▸ Exercise requirements:
Drop the images; return everything else in the listing below exactly.

▸ Extracted entries:
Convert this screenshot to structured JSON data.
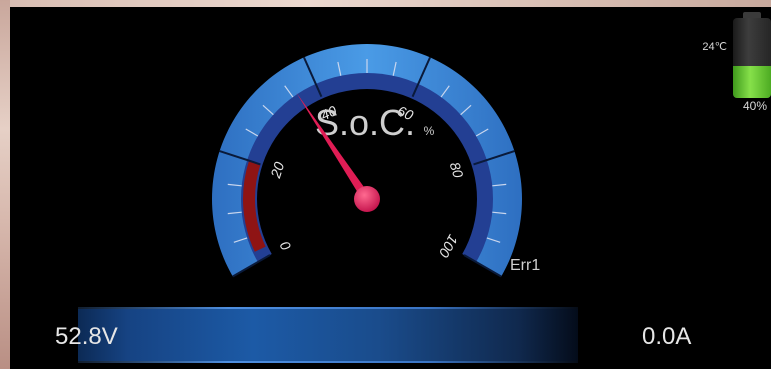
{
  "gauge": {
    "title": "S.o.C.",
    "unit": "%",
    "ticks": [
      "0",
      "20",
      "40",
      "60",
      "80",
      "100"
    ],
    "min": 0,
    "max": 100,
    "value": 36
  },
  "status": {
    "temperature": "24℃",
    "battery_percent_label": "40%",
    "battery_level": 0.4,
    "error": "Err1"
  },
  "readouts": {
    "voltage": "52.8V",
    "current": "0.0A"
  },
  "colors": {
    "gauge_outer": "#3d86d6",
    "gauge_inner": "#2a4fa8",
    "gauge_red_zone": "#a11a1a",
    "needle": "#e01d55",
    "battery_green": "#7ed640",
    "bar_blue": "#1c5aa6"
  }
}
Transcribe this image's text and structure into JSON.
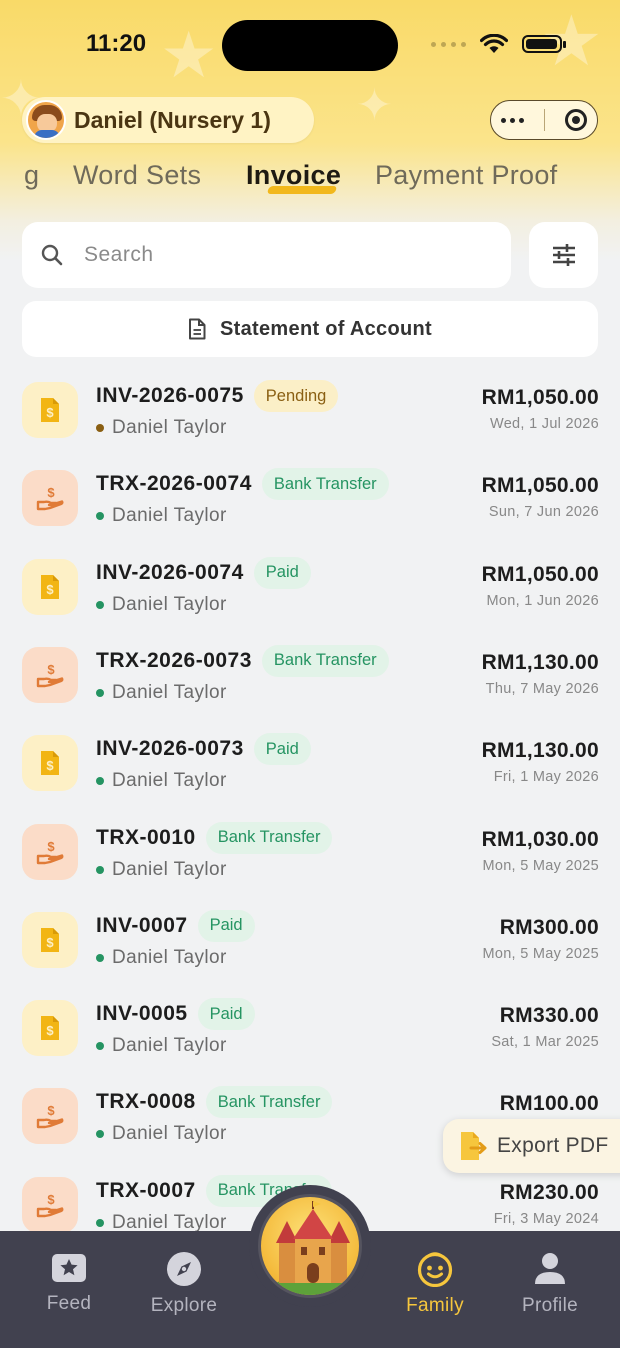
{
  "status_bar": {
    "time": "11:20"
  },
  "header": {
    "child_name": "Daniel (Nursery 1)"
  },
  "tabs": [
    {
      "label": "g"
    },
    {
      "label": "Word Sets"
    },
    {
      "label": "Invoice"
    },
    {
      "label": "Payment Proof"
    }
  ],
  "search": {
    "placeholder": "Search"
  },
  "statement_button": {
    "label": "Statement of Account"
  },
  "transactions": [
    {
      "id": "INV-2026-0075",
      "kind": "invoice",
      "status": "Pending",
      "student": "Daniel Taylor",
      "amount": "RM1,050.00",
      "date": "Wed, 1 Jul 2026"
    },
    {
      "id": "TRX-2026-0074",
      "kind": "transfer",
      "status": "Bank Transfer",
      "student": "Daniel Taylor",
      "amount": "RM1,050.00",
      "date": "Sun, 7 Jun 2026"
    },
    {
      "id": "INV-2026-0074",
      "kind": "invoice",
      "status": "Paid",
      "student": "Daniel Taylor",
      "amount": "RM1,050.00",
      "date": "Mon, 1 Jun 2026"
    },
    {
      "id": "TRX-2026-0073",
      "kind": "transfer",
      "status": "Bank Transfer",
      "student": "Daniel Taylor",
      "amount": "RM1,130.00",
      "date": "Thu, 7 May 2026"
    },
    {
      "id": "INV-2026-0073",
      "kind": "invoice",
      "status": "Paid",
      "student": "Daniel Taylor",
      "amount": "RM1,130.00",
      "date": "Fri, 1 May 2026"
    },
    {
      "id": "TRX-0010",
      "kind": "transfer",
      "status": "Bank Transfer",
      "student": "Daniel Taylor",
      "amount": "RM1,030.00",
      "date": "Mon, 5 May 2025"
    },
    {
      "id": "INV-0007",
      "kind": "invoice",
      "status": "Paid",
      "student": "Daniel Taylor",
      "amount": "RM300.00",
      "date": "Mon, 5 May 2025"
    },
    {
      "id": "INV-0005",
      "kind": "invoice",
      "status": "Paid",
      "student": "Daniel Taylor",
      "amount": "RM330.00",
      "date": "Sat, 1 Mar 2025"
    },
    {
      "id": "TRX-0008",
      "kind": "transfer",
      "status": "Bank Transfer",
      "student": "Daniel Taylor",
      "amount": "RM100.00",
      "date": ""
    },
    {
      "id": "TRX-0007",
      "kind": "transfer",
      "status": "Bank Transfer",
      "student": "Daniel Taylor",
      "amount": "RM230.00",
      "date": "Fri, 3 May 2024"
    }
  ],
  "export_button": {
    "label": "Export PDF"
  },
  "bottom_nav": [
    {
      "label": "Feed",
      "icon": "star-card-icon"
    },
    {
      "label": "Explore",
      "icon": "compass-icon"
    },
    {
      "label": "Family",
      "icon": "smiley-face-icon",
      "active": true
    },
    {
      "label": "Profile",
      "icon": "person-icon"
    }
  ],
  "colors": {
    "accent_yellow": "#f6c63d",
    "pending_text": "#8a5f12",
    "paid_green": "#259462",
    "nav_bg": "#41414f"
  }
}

▸ Final answer:
Convert this screenshot to structured JSON data.
{
  "gauge": {
    "title": "S.o.C.",
    "unit": "%",
    "ticks": [
      "0",
      "20",
      "40",
      "60",
      "80",
      "100"
    ],
    "min": 0,
    "max": 100,
    "value": 36
  },
  "status": {
    "temperature": "24℃",
    "battery_percent_label": "40%",
    "battery_level": 0.4,
    "error": "Err1"
  },
  "readouts": {
    "voltage": "52.8V",
    "current": "0.0A"
  },
  "colors": {
    "gauge_outer": "#3d86d6",
    "gauge_inner": "#2a4fa8",
    "gauge_red_zone": "#a11a1a",
    "needle": "#e01d55",
    "battery_green": "#7ed640",
    "bar_blue": "#1c5aa6"
  }
}
Transcribe this image's text and structure into JSON.
{
  "status_bar": {
    "time": "11:20"
  },
  "header": {
    "child_name": "Daniel (Nursery 1)"
  },
  "tabs": [
    {
      "label": "g"
    },
    {
      "label": "Word Sets"
    },
    {
      "label": "Invoice"
    },
    {
      "label": "Payment Proof"
    }
  ],
  "search": {
    "placeholder": "Search"
  },
  "statement_button": {
    "label": "Statement of Account"
  },
  "transactions": [
    {
      "id": "INV-2026-0075",
      "kind": "invoice",
      "status": "Pending",
      "student": "Daniel Taylor",
      "amount": "RM1,050.00",
      "date": "Wed, 1 Jul 2026"
    },
    {
      "id": "TRX-2026-0074",
      "kind": "transfer",
      "status": "Bank Transfer",
      "student": "Daniel Taylor",
      "amount": "RM1,050.00",
      "date": "Sun, 7 Jun 2026"
    },
    {
      "id": "INV-2026-0074",
      "kind": "invoice",
      "status": "Paid",
      "student": "Daniel Taylor",
      "amount": "RM1,050.00",
      "date": "Mon, 1 Jun 2026"
    },
    {
      "id": "TRX-2026-0073",
      "kind": "transfer",
      "status": "Bank Transfer",
      "student": "Daniel Taylor",
      "amount": "RM1,130.00",
      "date": "Thu, 7 May 2026"
    },
    {
      "id": "INV-2026-0073",
      "kind": "invoice",
      "status": "Paid",
      "student": "Daniel Taylor",
      "amount": "RM1,130.00",
      "date": "Fri, 1 May 2026"
    },
    {
      "id": "TRX-0010",
      "kind": "transfer",
      "status": "Bank Transfer",
      "student": "Daniel Taylor",
      "amount": "RM1,030.00",
      "date": "Mon, 5 May 2025"
    },
    {
      "id": "INV-0007",
      "kind": "invoice",
      "status": "Paid",
      "student": "Daniel Taylor",
      "amount": "RM300.00",
      "date": "Mon, 5 May 2025"
    },
    {
      "id": "INV-0005",
      "kind": "invoice",
      "status": "Paid",
      "student": "Daniel Taylor",
      "amount": "RM330.00",
      "date": "Sat, 1 Mar 2025"
    },
    {
      "id": "TRX-0008",
      "kind": "transfer",
      "status": "Bank Transfer",
      "student": "Daniel Taylor",
      "amount": "RM100.00",
      "date": ""
    },
    {
      "id": "TRX-0007",
      "kind": "transfer",
      "status": "Bank Transfer",
      "student": "Daniel Taylor",
      "amount": "RM230.00",
      "date": "Fri, 3 May 2024"
    }
  ],
  "export_button": {
    "label": "Export PDF"
  },
  "bottom_nav": [
    {
      "label": "Feed",
      "icon": "star-card-icon"
    },
    {
      "label": "Explore",
      "icon": "compass-icon"
    },
    {
      "label": "Family",
      "icon": "smiley-face-icon",
      "active": true
    },
    {
      "label": "Profile",
      "icon": "person-icon"
    }
  ],
  "colors": {
    "accent_yellow": "#f6c63d",
    "pending_text": "#8a5f12",
    "paid_green": "#259462",
    "nav_bg": "#41414f"
  }
}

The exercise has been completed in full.